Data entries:
********

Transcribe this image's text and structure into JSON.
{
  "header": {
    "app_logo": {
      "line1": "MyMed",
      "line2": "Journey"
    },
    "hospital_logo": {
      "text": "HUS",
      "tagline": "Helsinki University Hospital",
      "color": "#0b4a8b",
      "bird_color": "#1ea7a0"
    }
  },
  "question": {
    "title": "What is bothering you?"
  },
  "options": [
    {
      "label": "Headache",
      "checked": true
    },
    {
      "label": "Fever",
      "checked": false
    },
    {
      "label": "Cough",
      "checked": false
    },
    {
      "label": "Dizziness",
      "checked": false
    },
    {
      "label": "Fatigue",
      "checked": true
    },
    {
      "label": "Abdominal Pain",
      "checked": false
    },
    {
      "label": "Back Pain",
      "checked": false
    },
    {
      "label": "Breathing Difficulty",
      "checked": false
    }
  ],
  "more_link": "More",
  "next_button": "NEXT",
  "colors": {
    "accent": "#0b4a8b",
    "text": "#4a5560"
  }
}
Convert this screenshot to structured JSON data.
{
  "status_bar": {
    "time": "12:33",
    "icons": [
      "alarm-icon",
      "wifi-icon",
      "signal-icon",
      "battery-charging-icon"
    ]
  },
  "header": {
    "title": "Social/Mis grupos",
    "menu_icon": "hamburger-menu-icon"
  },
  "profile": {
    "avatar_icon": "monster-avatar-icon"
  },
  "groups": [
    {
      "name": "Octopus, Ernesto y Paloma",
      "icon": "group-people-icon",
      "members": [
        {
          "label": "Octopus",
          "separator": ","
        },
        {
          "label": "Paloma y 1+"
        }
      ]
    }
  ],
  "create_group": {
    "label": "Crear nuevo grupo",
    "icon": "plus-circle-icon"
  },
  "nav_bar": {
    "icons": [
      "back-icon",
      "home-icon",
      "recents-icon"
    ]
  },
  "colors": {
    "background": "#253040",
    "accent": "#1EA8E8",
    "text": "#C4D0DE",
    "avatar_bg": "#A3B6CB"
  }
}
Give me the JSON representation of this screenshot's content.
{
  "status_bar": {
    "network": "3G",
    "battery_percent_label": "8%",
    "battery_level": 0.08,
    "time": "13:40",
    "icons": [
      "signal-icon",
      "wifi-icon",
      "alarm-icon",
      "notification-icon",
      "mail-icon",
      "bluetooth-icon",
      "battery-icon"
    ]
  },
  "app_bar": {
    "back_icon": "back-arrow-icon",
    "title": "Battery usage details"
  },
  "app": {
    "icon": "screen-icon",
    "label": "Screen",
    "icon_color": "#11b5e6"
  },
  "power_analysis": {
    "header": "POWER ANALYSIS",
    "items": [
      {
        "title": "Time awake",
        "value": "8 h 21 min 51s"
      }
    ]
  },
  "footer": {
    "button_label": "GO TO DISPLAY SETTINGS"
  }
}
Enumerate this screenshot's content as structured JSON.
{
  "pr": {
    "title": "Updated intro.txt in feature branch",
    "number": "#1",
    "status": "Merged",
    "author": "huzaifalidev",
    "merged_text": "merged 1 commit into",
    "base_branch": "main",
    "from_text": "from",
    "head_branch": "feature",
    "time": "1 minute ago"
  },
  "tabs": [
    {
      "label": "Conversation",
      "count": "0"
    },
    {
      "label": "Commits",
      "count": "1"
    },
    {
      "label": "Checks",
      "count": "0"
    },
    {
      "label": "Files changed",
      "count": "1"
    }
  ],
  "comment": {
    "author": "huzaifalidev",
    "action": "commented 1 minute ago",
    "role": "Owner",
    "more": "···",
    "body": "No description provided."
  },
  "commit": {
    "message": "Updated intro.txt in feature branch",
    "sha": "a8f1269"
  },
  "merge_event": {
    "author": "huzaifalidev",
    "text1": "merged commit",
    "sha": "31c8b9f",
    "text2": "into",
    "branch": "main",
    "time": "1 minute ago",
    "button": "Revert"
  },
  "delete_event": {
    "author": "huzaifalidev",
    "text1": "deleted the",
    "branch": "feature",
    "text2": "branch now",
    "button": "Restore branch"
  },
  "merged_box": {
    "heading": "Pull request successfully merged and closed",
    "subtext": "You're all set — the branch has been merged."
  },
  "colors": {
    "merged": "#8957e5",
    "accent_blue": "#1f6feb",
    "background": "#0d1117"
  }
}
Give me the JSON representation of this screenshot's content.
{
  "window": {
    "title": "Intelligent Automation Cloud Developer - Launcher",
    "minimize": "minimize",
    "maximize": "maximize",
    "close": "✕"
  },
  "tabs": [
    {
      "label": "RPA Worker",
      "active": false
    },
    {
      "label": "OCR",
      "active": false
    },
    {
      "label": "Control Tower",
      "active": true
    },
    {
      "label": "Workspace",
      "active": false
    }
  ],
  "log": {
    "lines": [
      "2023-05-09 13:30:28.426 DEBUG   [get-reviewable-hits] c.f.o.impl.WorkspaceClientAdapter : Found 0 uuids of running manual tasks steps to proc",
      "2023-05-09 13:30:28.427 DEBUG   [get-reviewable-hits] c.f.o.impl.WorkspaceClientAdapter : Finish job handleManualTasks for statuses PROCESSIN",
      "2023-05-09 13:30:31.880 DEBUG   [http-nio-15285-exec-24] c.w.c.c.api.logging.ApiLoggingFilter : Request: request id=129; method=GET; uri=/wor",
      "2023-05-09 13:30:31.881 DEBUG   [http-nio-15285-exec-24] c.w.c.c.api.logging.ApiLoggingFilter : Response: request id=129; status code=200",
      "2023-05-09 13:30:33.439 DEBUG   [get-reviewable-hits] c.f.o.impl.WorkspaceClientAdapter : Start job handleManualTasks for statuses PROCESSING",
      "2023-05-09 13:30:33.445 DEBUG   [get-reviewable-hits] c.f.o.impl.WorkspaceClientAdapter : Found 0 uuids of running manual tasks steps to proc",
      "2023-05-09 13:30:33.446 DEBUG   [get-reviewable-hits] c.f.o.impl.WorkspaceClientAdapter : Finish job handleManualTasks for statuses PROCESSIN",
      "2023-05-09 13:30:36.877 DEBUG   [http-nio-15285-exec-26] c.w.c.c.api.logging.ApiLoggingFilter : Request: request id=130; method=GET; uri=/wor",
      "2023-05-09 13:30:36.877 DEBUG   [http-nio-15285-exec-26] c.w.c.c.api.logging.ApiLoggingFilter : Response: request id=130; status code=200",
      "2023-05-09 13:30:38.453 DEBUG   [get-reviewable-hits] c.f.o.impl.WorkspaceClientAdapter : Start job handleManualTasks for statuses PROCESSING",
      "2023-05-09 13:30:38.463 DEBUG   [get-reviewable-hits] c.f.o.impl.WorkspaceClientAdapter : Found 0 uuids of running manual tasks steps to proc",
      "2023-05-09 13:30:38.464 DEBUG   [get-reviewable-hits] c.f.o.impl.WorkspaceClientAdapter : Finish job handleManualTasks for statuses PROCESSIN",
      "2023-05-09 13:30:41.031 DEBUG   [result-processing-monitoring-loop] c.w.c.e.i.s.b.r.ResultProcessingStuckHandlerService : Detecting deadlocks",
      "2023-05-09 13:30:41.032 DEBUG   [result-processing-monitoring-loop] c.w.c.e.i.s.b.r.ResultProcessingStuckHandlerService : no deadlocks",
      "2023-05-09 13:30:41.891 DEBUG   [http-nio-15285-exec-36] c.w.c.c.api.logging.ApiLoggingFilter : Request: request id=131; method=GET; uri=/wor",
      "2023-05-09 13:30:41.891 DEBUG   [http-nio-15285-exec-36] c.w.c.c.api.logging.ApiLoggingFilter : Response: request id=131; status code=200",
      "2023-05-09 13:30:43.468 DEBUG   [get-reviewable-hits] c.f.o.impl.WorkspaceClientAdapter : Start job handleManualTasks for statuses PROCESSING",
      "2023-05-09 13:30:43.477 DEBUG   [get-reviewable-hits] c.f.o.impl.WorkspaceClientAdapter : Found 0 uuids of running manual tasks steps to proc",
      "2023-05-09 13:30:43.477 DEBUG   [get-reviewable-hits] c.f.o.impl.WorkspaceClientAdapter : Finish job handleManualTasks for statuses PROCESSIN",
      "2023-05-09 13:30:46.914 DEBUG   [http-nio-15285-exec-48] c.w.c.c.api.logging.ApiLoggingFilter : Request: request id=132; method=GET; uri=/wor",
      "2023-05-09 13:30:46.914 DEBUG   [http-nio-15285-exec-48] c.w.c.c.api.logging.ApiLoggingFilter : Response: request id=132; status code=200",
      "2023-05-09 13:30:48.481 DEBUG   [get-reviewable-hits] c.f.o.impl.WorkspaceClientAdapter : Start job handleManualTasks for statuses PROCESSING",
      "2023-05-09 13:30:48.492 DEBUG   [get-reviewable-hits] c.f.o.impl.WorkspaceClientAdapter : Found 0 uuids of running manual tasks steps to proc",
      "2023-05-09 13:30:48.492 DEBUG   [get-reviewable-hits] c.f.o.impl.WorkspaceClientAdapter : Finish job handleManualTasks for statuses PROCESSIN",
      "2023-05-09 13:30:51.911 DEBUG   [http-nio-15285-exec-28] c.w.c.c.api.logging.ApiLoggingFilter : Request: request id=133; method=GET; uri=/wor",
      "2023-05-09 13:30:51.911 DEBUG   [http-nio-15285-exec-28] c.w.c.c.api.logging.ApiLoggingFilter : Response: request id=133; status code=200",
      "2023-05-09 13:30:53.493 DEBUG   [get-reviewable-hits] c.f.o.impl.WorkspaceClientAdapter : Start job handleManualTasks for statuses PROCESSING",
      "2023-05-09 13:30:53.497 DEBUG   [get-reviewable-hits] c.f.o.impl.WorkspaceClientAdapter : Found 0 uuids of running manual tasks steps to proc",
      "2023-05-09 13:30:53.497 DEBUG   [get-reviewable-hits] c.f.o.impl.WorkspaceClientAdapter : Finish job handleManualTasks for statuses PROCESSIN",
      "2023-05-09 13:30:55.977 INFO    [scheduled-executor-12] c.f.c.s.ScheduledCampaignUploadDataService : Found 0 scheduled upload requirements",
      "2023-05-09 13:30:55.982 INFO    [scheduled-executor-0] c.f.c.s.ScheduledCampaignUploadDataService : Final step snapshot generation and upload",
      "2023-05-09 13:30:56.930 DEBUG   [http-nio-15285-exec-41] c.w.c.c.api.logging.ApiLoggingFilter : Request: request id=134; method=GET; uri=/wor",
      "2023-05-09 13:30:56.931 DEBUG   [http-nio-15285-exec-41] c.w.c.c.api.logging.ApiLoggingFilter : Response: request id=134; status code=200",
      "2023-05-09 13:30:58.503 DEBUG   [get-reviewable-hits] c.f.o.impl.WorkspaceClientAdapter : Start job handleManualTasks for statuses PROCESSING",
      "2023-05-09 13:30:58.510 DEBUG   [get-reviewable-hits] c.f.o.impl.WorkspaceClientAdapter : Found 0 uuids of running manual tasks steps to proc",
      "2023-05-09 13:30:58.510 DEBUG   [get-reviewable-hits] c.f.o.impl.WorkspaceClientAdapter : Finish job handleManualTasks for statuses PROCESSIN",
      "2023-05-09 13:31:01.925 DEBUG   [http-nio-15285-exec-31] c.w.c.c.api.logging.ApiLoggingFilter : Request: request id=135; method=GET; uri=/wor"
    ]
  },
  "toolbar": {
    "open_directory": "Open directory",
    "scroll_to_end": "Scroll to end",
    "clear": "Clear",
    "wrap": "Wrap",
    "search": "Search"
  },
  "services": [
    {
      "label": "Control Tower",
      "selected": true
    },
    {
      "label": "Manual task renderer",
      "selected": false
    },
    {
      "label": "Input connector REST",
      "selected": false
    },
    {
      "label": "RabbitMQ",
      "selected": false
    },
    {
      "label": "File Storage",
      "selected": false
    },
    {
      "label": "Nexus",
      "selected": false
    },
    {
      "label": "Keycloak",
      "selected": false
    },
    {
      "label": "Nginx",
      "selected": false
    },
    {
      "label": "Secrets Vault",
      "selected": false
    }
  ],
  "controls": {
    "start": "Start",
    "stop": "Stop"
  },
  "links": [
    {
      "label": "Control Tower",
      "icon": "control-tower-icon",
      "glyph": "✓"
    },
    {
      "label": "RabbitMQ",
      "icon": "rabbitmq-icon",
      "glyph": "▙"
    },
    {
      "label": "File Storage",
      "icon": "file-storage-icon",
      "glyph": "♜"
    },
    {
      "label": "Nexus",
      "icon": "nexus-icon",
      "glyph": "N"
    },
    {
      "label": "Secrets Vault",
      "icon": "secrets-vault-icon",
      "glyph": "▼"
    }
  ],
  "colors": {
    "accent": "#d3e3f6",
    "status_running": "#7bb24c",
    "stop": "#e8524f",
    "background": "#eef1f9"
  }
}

********

Task requirements:
Every line holding "Pain" should be copied out.

Result for this task:
      "label": "Abdominal Pain",
      "label": "Back Pain",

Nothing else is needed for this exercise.